» Task description
In the listing below, locate the lines that hold "提高全员安全生产知识和技能" and copy them.

» Data rows
"""

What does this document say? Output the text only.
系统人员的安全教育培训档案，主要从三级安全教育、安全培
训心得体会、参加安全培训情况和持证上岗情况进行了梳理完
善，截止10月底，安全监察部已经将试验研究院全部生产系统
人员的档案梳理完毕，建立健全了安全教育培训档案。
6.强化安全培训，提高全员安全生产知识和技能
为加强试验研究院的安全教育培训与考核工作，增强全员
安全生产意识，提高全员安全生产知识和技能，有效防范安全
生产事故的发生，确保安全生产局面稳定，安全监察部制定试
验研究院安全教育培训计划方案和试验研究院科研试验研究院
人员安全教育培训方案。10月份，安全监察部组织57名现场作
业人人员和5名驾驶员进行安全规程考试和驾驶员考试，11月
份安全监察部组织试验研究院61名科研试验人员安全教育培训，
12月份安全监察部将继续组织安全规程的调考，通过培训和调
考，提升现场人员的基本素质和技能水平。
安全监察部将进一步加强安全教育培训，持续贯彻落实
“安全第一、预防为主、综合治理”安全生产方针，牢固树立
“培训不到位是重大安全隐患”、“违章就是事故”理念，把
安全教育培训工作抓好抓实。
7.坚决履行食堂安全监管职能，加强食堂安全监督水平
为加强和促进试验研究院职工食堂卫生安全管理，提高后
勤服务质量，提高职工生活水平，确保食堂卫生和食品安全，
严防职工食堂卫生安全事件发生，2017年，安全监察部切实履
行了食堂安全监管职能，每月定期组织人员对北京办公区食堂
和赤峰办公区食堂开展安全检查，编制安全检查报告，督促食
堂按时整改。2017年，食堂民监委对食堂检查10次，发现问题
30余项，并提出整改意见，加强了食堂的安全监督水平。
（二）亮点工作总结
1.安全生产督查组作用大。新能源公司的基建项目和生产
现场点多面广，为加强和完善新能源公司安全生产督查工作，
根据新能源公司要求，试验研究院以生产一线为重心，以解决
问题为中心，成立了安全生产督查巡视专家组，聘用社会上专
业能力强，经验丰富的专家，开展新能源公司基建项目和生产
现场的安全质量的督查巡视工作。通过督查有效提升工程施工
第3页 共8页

"""

» Exercise output
6.强化安全培训，提高全员安全生产知识和技能
安全生产意识，提高全员安全生产知识和技能，有效防范安全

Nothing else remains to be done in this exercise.